___ Recorded data ___

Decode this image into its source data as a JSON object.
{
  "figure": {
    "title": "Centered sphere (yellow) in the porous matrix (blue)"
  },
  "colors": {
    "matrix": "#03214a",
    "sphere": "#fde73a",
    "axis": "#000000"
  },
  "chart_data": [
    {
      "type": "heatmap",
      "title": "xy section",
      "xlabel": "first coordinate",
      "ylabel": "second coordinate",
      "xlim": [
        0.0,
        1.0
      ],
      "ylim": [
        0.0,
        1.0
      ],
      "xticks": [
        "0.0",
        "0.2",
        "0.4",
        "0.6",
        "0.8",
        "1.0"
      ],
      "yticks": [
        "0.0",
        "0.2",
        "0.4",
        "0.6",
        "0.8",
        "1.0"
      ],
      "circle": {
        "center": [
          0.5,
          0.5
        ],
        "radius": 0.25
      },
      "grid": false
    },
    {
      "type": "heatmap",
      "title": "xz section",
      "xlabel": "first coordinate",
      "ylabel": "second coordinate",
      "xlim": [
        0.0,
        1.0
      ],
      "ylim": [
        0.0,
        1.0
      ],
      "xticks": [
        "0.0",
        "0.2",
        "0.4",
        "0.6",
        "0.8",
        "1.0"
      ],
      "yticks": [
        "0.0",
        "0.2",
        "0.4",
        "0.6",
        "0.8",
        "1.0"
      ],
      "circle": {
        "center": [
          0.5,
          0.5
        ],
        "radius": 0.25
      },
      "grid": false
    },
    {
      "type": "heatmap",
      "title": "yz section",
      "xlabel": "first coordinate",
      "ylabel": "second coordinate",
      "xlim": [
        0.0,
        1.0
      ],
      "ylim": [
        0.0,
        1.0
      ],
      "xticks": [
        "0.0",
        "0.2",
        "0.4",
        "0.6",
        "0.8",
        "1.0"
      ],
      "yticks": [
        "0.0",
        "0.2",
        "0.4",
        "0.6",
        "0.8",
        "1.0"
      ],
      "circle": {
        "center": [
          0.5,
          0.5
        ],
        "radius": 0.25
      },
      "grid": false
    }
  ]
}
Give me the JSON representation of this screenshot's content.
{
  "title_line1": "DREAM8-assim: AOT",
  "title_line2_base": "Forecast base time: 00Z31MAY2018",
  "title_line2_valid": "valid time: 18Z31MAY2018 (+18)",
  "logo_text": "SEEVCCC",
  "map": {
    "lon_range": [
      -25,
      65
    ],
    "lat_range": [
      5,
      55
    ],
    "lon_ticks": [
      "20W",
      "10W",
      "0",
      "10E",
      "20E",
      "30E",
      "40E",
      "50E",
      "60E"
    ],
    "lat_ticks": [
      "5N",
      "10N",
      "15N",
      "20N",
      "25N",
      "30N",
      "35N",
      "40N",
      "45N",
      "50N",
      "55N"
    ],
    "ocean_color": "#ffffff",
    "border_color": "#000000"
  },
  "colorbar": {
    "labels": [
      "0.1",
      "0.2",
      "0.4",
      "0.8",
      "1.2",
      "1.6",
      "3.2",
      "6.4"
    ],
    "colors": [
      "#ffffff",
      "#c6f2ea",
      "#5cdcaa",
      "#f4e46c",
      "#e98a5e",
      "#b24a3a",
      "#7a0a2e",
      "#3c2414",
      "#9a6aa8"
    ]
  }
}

___

Extract each line of the material exactly as it stands.

Decode this image into its source data as a JSON object.
{
  "figure": {
    "title": "Centered sphere (yellow) in the porous matrix (blue)"
  },
  "colors": {
    "matrix": "#03214a",
    "sphere": "#fde73a",
    "axis": "#000000"
  },
  "chart_data": [
    {
      "type": "heatmap",
      "title": "xy section",
      "xlabel": "first coordinate",
      "ylabel": "second coordinate",
      "xlim": [
        0.0,
        1.0
      ],
      "ylim": [
        0.0,
        1.0
      ],
      "xticks": [
        "0.0",
        "0.2",
        "0.4",
        "0.6",
        "0.8",
        "1.0"
      ],
      "yticks": [
        "0.0",
        "0.2",
        "0.4",
        "0.6",
        "0.8",
        "1.0"
      ],
      "circle": {
        "center": [
          0.5,
          0.5
        ],
        "radius": 0.25
      },
      "grid": false
    },
    {
      "type": "heatmap",
      "title": "xz section",
      "xlabel": "first coordinate",
      "ylabel": "second coordinate",
      "xlim": [
        0.0,
        1.0
      ],
      "ylim": [
        0.0,
        1.0
      ],
      "xticks": [
        "0.0",
        "0.2",
        "0.4",
        "0.6",
        "0.8",
        "1.0"
      ],
      "yticks": [
        "0.0",
        "0.2",
        "0.4",
        "0.6",
        "0.8",
        "1.0"
      ],
      "circle": {
        "center": [
          0.5,
          0.5
        ],
        "radius": 0.25
      },
      "grid": false
    },
    {
      "type": "heatmap",
      "title": "yz section",
      "xlabel": "first coordinate",
      "ylabel": "second coordinate",
      "xlim": [
        0.0,
        1.0
      ],
      "ylim": [
        0.0,
        1.0
      ],
      "xticks": [
        "0.0",
        "0.2",
        "0.4",
        "0.6",
        "0.8",
        "1.0"
      ],
      "yticks": [
        "0.0",
        "0.2",
        "0.4",
        "0.6",
        "0.8",
        "1.0"
      ],
      "circle": {
        "center": [
          0.5,
          0.5
        ],
        "radius": 0.25
      },
      "grid": false
    }
  ]
}
Give me the JSON representation of this screenshot's content.
{
  "title_line1": "DREAM8-assim: AOT",
  "title_line2_base": "Forecast base time: 00Z31MAY2018",
  "title_line2_valid": "valid time: 18Z31MAY2018 (+18)",
  "logo_text": "SEEVCCC",
  "map": {
    "lon_range": [
      -25,
      65
    ],
    "lat_range": [
      5,
      55
    ],
    "lon_ticks": [
      "20W",
      "10W",
      "0",
      "10E",
      "20E",
      "30E",
      "40E",
      "50E",
      "60E"
    ],
    "lat_ticks": [
      "5N",
      "10N",
      "15N",
      "20N",
      "25N",
      "30N",
      "35N",
      "40N",
      "45N",
      "50N",
      "55N"
    ],
    "ocean_color": "#ffffff",
    "border_color": "#000000"
  },
  "colorbar": {
    "labels": [
      "0.1",
      "0.2",
      "0.4",
      "0.8",
      "1.2",
      "1.6",
      "3.2",
      "6.4"
    ],
    "colors": [
      "#ffffff",
      "#c6f2ea",
      "#5cdcaa",
      "#f4e46c",
      "#e98a5e",
      "#b24a3a",
      "#7a0a2e",
      "#3c2414",
      "#9a6aa8"
    ]
  }
}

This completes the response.